Data provided:

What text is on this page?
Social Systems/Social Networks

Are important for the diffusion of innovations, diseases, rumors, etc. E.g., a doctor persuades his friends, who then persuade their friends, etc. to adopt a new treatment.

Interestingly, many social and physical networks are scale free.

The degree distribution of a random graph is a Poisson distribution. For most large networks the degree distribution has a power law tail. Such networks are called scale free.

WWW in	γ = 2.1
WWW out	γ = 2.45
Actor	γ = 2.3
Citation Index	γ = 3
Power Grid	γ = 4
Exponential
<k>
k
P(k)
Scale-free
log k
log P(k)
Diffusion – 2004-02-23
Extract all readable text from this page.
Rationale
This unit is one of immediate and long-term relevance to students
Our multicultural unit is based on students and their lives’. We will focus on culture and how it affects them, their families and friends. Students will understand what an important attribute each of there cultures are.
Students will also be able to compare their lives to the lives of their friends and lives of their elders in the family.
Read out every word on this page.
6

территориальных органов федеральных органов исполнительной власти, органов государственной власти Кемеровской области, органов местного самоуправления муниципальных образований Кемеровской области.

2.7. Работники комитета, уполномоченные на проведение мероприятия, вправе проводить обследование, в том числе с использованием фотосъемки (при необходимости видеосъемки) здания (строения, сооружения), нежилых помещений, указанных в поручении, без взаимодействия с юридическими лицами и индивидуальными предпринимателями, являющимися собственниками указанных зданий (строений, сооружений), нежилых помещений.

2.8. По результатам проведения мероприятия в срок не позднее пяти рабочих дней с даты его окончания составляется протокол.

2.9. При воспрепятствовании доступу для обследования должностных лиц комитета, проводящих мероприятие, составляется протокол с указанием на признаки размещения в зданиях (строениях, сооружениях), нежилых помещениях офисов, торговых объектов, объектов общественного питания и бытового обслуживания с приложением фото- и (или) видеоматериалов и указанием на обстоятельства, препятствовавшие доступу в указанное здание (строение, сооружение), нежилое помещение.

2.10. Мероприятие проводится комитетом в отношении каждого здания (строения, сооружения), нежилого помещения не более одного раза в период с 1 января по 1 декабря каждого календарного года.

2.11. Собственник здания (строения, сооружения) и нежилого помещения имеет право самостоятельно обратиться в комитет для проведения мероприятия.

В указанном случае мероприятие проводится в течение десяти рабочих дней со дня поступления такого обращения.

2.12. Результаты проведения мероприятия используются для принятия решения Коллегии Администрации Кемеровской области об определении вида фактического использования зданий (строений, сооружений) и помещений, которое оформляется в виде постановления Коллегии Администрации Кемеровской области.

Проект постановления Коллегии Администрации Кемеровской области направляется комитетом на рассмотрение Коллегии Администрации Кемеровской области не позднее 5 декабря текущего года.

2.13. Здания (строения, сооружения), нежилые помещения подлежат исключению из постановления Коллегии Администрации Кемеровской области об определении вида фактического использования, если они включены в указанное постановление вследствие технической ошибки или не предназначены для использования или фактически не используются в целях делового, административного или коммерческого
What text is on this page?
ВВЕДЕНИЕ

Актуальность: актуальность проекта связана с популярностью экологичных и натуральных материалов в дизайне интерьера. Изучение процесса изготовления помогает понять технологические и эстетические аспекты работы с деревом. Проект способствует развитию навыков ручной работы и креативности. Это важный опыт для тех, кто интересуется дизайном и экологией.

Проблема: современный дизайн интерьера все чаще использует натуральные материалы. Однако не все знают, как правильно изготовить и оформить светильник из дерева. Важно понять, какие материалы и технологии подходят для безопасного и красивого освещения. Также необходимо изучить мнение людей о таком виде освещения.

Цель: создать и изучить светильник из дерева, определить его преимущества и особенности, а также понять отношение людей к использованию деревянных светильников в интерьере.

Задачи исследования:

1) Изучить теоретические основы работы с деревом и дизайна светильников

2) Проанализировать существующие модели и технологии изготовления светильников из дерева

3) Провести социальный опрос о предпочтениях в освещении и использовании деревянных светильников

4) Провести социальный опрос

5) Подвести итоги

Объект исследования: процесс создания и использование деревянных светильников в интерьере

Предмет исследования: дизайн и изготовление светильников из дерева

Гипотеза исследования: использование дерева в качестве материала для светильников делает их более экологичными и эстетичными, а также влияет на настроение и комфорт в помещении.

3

What is required:
Would you copy out each line exactly as written?

Full answer:
What text is on this page?
Social Systems/Social Networks

Are important for the diffusion of innovations, diseases, rumors, etc. E.g., a doctor persuades his friends, who then persuade their friends, etc. to adopt a new treatment.

Interestingly, many social and physical networks are scale free.

The degree distribution of a random graph is a Poisson distribution. For most large networks the degree distribution has a power law tail. Such networks are called scale free.

WWW in	γ = 2.1
WWW out	γ = 2.45
Actor	γ = 2.3
Citation Index	γ = 3
Power Grid	γ = 4
Exponential
<k>
k
P(k)
Scale-free
log k
log P(k)
Diffusion – 2004-02-23
Extract all readable text from this page.
Rationale
This unit is one of immediate and long-term relevance to students
Our multicultural unit is based on students and their lives’. We will focus on culture and how it affects them, their families and friends. Students will understand what an important attribute each of there cultures are.
Students will also be able to compare their lives to the lives of their friends and lives of their elders in the family.
Read out every word on this page.
6

территориальных органов федеральных органов исполнительной власти, органов государственной власти Кемеровской области, органов местного самоуправления муниципальных образований Кемеровской области.

2.7. Работники комитета, уполномоченные на проведение мероприятия, вправе проводить обследование, в том числе с использованием фотосъемки (при необходимости видеосъемки) здания (строения, сооружения), нежилых помещений, указанных в поручении, без взаимодействия с юридическими лицами и индивидуальными предпринимателями, являющимися собственниками указанных зданий (строений, сооружений), нежилых помещений.

2.8. По результатам проведения мероприятия в срок не позднее пяти рабочих дней с даты его окончания составляется протокол.

2.9. При воспрепятствовании доступу для обследования должностных лиц комитета, проводящих мероприятие, составляется протокол с указанием на признаки размещения в зданиях (строениях, сооружениях), нежилых помещениях офисов, торговых объектов, объектов общественного питания и бытового обслуживания с приложением фото- и (или) видеоматериалов и указанием на обстоятельства, препятствовавшие доступу в указанное здание (строение, сооружение), нежилое помещение.

2.10. Мероприятие проводится комитетом в отношении каждого здания (строения, сооружения), нежилого помещения не более одного раза в период с 1 января по 1 декабря каждого календарного года.

2.11. Собственник здания (строения, сооружения) и нежилого помещения имеет право самостоятельно обратиться в комитет для проведения мероприятия.

В указанном случае мероприятие проводится в течение десяти рабочих дней со дня поступления такого обращения.

2.12. Результаты проведения мероприятия используются для принятия решения Коллегии Администрации Кемеровской области об определении вида фактического использования зданий (строений, сооружений) и помещений, которое оформляется в виде постановления Коллегии Администрации Кемеровской области.

Проект постановления Коллегии Администрации Кемеровской области направляется комитетом на рассмотрение Коллегии Администрации Кемеровской области не позднее 5 декабря текущего года.

2.13. Здания (строения, сооружения), нежилые помещения подлежат исключению из постановления Коллегии Администрации Кемеровской области об определении вида фактического использования, если они включены в указанное постановление вследствие технической ошибки или не предназначены для использования или фактически не используются в целях делового, административного или коммерческого
What text is on this page?
ВВЕДЕНИЕ

Актуальность: актуальность проекта связана с популярностью экологичных и натуральных материалов в дизайне интерьера. Изучение процесса изготовления помогает понять технологические и эстетические аспекты работы с деревом. Проект способствует развитию навыков ручной работы и креативности. Это важный опыт для тех, кто интересуется дизайном и экологией.

Проблема: современный дизайн интерьера все чаще использует натуральные материалы. Однако не все знают, как правильно изготовить и оформить светильник из дерева. Важно понять, какие материалы и технологии подходят для безопасного и красивого освещения. Также необходимо изучить мнение людей о таком виде освещения.

Цель: создать и изучить светильник из дерева, определить его преимущества и особенности, а также понять отношение людей к использованию деревянных светильников в интерьере.

Задачи исследования:

1) Изучить теоретические основы работы с деревом и дизайна светильников

2) Проанализировать существующие модели и технологии изготовления светильников из дерева

3) Провести социальный опрос о предпочтениях в освещении и использовании деревянных светильников

4) Провести социальный опрос

5) Подвести итоги

Объект исследования: процесс создания и использование деревянных светильников в интерьере

Предмет исследования: дизайн и изготовление светильников из дерева

Гипотеза исследования: использование дерева в качестве материала для светильников делает их более экологичными и эстетичными, а также влияет на настроение и комфорт в помещении.

3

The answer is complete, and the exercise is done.